§ Exercise goal
Collect each line of the entries that holds the string "areas".

§ Rows

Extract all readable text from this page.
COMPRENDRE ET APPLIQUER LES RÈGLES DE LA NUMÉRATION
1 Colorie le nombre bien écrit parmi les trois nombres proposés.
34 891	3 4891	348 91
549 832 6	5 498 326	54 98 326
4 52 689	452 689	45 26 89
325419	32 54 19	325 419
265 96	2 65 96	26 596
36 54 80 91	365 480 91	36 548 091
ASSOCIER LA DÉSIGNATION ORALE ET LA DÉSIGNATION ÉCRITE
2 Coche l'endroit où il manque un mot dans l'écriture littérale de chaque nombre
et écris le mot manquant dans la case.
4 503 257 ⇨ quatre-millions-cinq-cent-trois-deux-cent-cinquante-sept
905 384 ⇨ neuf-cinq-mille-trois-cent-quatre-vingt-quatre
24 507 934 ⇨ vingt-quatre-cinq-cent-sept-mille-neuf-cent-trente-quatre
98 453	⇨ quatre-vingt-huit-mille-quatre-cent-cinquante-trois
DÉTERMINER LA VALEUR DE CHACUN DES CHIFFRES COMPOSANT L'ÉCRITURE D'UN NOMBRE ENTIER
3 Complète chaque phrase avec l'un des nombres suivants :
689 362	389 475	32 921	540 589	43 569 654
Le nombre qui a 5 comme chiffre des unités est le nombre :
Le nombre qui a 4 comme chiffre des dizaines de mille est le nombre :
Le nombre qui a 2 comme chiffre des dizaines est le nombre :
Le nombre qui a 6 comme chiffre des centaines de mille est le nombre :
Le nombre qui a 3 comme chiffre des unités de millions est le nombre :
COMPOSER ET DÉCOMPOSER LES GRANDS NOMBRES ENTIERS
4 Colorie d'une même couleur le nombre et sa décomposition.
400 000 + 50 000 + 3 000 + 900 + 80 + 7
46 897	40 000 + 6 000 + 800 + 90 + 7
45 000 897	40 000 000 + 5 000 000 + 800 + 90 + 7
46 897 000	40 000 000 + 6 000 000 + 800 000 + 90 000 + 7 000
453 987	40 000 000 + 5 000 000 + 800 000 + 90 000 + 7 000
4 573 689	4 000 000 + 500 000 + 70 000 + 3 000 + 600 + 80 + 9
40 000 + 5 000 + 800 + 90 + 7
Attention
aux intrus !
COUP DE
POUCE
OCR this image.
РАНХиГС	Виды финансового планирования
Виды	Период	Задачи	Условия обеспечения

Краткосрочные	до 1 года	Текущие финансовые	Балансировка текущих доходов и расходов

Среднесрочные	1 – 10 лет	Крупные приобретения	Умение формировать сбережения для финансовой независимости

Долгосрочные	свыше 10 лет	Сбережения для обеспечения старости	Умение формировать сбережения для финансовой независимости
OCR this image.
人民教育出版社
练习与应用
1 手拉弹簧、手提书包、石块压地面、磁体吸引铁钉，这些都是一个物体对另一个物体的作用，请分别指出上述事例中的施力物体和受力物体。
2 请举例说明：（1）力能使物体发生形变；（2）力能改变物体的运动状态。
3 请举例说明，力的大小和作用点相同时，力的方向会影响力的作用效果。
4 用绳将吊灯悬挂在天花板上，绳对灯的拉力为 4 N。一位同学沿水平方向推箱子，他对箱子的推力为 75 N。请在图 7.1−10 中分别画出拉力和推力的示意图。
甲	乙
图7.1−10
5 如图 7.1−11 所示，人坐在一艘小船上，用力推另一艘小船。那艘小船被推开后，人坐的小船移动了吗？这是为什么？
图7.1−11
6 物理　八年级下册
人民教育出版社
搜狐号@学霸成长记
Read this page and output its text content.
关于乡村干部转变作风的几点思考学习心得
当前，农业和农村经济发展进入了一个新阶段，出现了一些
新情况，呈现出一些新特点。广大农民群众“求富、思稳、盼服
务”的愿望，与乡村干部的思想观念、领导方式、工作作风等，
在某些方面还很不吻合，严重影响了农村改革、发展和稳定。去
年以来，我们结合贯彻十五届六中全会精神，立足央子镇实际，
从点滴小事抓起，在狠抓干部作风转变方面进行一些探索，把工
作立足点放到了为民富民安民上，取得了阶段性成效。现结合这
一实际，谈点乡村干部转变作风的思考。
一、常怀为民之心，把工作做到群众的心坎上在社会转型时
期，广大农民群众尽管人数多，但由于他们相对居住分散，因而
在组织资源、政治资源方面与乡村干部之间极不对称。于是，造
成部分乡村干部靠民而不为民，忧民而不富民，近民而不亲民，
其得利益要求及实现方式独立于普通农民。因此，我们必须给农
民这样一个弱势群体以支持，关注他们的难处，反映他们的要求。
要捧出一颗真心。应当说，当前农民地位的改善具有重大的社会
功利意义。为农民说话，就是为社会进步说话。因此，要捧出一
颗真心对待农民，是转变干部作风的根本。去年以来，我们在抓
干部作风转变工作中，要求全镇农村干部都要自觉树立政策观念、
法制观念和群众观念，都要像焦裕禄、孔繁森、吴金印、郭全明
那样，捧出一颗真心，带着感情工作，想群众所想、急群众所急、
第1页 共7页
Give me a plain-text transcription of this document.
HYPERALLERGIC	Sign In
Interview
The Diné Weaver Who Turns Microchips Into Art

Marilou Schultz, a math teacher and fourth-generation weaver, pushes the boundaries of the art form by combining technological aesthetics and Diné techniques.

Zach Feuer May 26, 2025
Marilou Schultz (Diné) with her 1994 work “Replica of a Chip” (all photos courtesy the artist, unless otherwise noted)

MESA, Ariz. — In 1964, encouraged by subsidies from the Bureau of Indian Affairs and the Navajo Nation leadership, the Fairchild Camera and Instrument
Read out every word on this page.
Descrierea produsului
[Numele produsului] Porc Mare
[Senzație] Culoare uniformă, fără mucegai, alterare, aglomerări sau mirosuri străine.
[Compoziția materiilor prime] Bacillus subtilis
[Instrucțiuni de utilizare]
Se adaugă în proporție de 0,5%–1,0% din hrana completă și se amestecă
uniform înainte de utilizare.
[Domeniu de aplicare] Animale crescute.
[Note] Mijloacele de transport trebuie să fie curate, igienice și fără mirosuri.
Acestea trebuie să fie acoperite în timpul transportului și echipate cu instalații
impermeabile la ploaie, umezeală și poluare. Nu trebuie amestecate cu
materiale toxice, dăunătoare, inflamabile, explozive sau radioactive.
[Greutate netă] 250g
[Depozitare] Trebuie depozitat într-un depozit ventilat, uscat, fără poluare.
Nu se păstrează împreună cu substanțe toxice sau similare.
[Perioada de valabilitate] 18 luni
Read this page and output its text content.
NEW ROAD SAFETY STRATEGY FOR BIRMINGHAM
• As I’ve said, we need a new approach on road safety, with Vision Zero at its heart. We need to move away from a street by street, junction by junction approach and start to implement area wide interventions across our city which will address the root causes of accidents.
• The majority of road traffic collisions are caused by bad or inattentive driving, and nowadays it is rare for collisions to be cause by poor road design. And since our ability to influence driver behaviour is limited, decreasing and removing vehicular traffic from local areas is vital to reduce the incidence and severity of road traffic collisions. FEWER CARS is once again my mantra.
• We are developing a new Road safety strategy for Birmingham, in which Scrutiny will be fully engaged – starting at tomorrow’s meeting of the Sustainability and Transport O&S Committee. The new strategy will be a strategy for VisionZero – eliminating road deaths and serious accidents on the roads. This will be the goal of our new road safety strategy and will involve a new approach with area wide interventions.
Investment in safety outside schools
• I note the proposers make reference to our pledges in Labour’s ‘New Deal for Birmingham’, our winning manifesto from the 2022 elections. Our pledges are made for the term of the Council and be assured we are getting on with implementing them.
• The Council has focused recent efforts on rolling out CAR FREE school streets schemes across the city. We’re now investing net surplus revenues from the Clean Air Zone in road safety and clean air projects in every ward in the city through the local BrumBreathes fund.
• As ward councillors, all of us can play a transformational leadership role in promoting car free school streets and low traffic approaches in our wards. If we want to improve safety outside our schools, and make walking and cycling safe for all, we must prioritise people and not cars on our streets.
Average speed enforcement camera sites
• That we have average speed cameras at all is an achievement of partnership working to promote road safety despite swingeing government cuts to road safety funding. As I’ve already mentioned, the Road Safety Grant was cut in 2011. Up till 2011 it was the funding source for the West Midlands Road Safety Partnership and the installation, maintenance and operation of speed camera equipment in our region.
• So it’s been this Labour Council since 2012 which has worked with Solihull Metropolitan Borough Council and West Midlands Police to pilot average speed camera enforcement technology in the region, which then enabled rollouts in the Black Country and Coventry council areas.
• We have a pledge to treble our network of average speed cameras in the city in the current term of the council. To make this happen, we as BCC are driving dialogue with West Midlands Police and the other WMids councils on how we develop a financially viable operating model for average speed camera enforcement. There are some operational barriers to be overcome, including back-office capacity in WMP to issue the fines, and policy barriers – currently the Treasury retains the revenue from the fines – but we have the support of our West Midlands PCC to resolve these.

§ Exercise output
• The majority of road traffic collisions are caused by bad or inattentive driving, and nowadays it is rare for collisions to be cause by poor road design. And since our ability to influence driver behaviour is limited, decreasing and removing vehicular traffic from local areas is vital to reduce the incidence and severity of road traffic collisions. FEWER CARS is once again my mantra.
• So it’s been this Labour Council since 2012 which has worked with Solihull Metropolitan Borough Council and West Midlands Police to pilot average speed camera enforcement technology in the region, which then enabled rollouts in the Black Country and Coventry council areas.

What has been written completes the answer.